_WORK INSTRUCTIONS_
Using the listing below, copy every line that mentions "data".

####################

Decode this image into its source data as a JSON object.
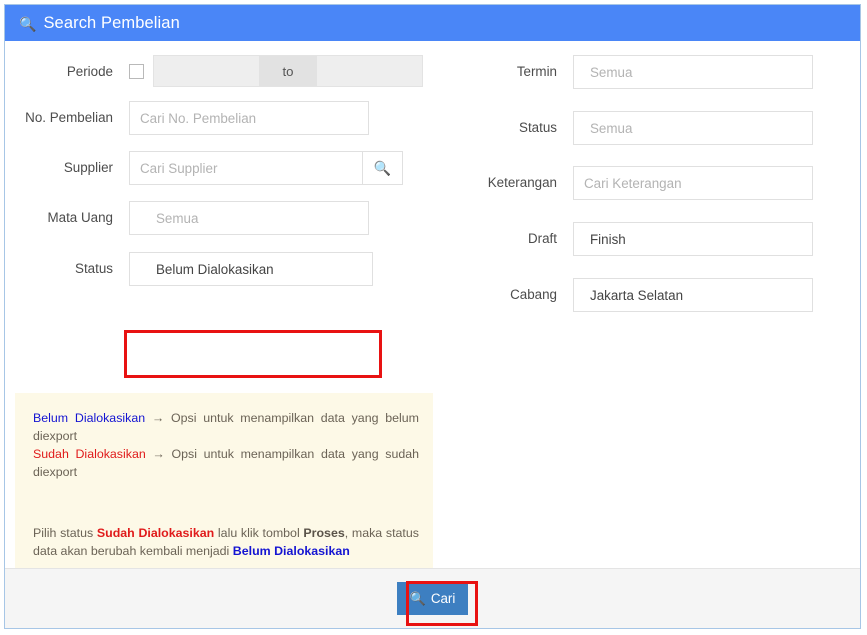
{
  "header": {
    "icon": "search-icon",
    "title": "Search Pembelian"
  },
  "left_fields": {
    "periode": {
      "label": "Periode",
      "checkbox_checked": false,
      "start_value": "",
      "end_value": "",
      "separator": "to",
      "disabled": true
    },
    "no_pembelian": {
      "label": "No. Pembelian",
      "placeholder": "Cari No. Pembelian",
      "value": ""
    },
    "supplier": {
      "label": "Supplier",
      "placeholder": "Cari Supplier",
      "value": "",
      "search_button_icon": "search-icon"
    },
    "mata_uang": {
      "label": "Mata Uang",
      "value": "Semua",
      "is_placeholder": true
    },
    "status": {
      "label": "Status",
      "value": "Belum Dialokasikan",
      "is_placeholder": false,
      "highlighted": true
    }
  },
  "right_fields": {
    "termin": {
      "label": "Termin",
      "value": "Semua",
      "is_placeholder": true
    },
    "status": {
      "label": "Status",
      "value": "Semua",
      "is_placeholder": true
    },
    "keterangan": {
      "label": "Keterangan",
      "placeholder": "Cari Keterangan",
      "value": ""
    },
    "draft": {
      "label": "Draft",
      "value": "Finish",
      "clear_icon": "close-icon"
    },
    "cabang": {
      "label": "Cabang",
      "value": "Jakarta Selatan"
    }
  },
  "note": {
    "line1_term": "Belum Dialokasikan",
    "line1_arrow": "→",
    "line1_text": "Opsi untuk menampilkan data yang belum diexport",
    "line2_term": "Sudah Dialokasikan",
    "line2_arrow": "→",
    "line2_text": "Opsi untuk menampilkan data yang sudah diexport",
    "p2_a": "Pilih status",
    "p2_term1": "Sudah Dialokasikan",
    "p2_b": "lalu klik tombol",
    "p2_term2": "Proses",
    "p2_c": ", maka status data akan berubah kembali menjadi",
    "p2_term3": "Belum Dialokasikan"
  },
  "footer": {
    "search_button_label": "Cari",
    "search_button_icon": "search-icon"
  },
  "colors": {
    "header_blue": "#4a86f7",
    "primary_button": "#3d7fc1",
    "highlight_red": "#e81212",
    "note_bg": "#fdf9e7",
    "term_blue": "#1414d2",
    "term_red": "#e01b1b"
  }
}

####################

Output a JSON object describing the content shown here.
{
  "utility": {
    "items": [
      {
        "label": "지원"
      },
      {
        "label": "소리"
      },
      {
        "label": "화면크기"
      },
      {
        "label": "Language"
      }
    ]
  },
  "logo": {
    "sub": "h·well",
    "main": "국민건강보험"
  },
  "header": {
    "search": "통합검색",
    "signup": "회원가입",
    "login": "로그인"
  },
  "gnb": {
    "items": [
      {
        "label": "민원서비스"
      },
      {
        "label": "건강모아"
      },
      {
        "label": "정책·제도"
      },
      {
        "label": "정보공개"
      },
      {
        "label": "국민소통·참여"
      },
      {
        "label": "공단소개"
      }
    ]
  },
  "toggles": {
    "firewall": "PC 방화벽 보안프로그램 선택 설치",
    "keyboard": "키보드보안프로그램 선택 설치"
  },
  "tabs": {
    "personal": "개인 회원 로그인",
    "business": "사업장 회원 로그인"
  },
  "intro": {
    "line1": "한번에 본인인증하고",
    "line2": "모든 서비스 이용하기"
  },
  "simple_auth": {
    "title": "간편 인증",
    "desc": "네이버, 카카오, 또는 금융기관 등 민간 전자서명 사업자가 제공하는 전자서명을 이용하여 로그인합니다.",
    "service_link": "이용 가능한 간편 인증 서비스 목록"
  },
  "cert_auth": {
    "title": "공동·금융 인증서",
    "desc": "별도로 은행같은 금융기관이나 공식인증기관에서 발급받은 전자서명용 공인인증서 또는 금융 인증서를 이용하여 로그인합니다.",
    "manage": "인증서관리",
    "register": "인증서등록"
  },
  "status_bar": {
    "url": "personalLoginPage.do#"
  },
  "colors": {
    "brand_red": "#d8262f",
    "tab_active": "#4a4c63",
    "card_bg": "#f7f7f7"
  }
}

####################

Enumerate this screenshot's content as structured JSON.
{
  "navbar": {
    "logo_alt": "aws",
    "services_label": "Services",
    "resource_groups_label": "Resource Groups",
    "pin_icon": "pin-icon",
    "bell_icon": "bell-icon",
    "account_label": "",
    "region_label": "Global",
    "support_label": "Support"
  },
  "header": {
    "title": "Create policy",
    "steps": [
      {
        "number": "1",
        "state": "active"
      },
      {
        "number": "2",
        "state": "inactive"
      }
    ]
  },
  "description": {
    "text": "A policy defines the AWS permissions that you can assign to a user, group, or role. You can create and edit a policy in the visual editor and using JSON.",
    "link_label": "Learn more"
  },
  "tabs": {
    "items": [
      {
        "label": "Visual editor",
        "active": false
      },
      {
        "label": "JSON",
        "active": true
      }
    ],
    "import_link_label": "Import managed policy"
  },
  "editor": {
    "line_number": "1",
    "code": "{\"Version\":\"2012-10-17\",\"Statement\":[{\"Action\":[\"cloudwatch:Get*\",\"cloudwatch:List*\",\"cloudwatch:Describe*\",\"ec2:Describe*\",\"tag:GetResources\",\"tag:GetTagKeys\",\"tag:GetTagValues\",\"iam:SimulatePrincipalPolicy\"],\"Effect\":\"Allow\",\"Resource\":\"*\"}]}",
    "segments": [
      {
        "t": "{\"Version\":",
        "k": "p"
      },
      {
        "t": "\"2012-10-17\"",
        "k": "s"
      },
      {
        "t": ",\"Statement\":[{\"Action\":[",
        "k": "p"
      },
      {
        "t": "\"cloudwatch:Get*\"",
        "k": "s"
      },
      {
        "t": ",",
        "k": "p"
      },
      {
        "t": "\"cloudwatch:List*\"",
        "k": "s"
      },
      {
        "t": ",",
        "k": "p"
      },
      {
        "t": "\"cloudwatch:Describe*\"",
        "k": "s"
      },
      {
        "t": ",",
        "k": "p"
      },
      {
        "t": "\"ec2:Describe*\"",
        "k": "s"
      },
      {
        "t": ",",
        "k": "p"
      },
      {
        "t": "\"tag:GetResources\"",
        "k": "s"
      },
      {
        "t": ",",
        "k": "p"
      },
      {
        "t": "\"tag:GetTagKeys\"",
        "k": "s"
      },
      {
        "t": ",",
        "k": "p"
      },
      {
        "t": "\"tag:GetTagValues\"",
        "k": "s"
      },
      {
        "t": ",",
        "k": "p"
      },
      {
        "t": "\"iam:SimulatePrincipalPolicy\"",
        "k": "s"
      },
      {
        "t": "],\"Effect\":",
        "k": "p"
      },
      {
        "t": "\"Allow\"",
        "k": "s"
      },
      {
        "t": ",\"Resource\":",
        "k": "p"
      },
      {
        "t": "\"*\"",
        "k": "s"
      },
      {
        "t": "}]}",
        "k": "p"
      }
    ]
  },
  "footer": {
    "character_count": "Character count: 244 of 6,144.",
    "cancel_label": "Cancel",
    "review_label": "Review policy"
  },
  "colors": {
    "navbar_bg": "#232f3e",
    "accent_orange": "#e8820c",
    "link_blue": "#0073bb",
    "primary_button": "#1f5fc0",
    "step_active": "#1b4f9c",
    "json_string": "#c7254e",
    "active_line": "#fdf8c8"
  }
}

####################

_EXERCISE RESPONSE_
Decode this image into its source data as a JSON object.
    "line1_text": "Opsi untuk menampilkan data yang belum diexport",
    "line2_text": "Opsi untuk menampilkan data yang sudah diexport",
    "p2_c": ", maka status data akan berubah kembali menjadi",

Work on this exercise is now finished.